WRITTEN TASK
Reproduce all of the data word for word.

EXERCISE DATA

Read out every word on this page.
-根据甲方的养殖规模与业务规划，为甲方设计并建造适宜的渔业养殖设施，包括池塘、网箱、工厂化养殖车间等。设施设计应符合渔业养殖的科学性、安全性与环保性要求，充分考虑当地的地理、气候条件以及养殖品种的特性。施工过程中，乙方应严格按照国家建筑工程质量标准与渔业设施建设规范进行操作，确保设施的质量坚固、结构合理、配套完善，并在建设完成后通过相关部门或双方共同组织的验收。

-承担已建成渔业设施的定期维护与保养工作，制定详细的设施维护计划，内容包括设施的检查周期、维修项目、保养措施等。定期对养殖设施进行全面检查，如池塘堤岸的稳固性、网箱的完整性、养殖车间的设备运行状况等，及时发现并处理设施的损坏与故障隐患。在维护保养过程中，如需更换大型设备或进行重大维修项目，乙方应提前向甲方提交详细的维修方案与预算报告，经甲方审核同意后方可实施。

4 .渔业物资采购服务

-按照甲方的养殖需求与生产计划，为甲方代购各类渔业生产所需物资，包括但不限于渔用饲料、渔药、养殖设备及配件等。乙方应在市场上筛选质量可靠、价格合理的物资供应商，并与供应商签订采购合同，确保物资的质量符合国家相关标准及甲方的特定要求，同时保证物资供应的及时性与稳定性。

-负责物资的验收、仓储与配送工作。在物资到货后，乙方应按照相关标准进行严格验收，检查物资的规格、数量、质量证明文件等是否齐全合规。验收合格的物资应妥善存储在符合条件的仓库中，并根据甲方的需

EXERCISE ANSWER
Read out every word on this page.
-根据甲方的养殖规模与业务规划，为甲方设计并建造适宜的渔业养殖设施，包括池塘、网箱、工厂化养殖车间等。设施设计应符合渔业养殖的科学性、安全性与环保性要求，充分考虑当地的地理、气候条件以及养殖品种的特性。施工过程中，乙方应严格按照国家建筑工程质量标准与渔业设施建设规范进行操作，确保设施的质量坚固、结构合理、配套完善，并在建设完成后通过相关部门或双方共同组织的验收。

-承担已建成渔业设施的定期维护与保养工作，制定详细的设施维护计划，内容包括设施的检查周期、维修项目、保养措施等。定期对养殖设施进行全面检查，如池塘堤岸的稳固性、网箱的完整性、养殖车间的设备运行状况等，及时发现并处理设施的损坏与故障隐患。在维护保养过程中，如需更换大型设备或进行重大维修项目，乙方应提前向甲方提交详细的维修方案与预算报告，经甲方审核同意后方可实施。

4 .渔业物资采购服务

-按照甲方的养殖需求与生产计划，为甲方代购各类渔业生产所需物资，包括但不限于渔用饲料、渔药、养殖设备及配件等。乙方应在市场上筛选质量可靠、价格合理的物资供应商，并与供应商签订采购合同，确保物资的质量符合国家相关标准及甲方的特定要求，同时保证物资供应的及时性与稳定性。

-负责物资的验收、仓储与配送工作。在物资到货后，乙方应按照相关标准进行严格验收，检查物资的规格、数量、质量证明文件等是否齐全合规。验收合格的物资应妥善存储在符合条件的仓库中，并根据甲方的需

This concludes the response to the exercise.